Exercise objective -
Restate, word for word, every line of the data.

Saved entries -
· · · ·

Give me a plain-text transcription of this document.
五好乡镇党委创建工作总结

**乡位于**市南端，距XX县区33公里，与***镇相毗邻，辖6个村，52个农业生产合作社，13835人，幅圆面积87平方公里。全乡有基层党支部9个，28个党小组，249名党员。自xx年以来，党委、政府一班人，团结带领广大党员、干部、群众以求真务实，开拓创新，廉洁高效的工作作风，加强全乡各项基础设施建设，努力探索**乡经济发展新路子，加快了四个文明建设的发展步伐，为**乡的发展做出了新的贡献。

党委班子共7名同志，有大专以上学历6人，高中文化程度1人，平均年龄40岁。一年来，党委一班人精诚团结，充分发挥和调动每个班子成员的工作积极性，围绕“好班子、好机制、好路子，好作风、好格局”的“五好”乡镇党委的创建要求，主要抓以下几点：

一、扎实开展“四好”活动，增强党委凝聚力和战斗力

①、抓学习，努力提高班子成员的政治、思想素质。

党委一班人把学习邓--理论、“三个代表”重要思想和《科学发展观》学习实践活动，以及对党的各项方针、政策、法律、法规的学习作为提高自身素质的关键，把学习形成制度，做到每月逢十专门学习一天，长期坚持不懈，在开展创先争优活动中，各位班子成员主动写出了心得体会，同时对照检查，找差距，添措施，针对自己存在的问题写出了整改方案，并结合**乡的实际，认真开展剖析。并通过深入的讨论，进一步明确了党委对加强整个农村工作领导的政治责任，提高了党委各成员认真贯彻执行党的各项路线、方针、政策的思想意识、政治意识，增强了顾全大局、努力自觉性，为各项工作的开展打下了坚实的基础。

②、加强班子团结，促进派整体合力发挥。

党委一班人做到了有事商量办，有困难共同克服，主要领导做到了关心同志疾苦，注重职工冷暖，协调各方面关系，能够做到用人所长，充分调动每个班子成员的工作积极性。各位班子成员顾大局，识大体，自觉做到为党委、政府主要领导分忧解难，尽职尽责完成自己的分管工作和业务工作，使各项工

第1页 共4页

· · · ·

Answer to the exercise -
Give me a plain-text transcription of this document.
五好乡镇党委创建工作总结

**乡位于**市南端，距XX县区33公里，与***镇相毗邻，辖6个村，52个农业生产合作社，13835人，幅圆面积87平方公里。全乡有基层党支部9个，28个党小组，249名党员。自xx年以来，党委、政府一班人，团结带领广大党员、干部、群众以求真务实，开拓创新，廉洁高效的工作作风，加强全乡各项基础设施建设，努力探索**乡经济发展新路子，加快了四个文明建设的发展步伐，为**乡的发展做出了新的贡献。

党委班子共7名同志，有大专以上学历6人，高中文化程度1人，平均年龄40岁。一年来，党委一班人精诚团结，充分发挥和调动每个班子成员的工作积极性，围绕“好班子、好机制、好路子，好作风、好格局”的“五好”乡镇党委的创建要求，主要抓以下几点：

一、扎实开展“四好”活动，增强党委凝聚力和战斗力

①、抓学习，努力提高班子成员的政治、思想素质。

党委一班人把学习邓--理论、“三个代表”重要思想和《科学发展观》学习实践活动，以及对党的各项方针、政策、法律、法规的学习作为提高自身素质的关键，把学习形成制度，做到每月逢十专门学习一天，长期坚持不懈，在开展创先争优活动中，各位班子成员主动写出了心得体会，同时对照检查，找差距，添措施，针对自己存在的问题写出了整改方案，并结合**乡的实际，认真开展剖析。并通过深入的讨论，进一步明确了党委对加强整个农村工作领导的政治责任，提高了党委各成员认真贯彻执行党的各项路线、方针、政策的思想意识、政治意识，增强了顾全大局、努力自觉性，为各项工作的开展打下了坚实的基础。

②、加强班子团结，促进派整体合力发挥。

党委一班人做到了有事商量办，有困难共同克服，主要领导做到了关心同志疾苦，注重职工冷暖，协调各方面关系，能够做到用人所长，充分调动每个班子成员的工作积极性。各位班子成员顾大局，识大体，自觉做到为党委、政府主要领导分忧解难，尽职尽责完成自己的分管工作和业务工作，使各项工

第1页 共4页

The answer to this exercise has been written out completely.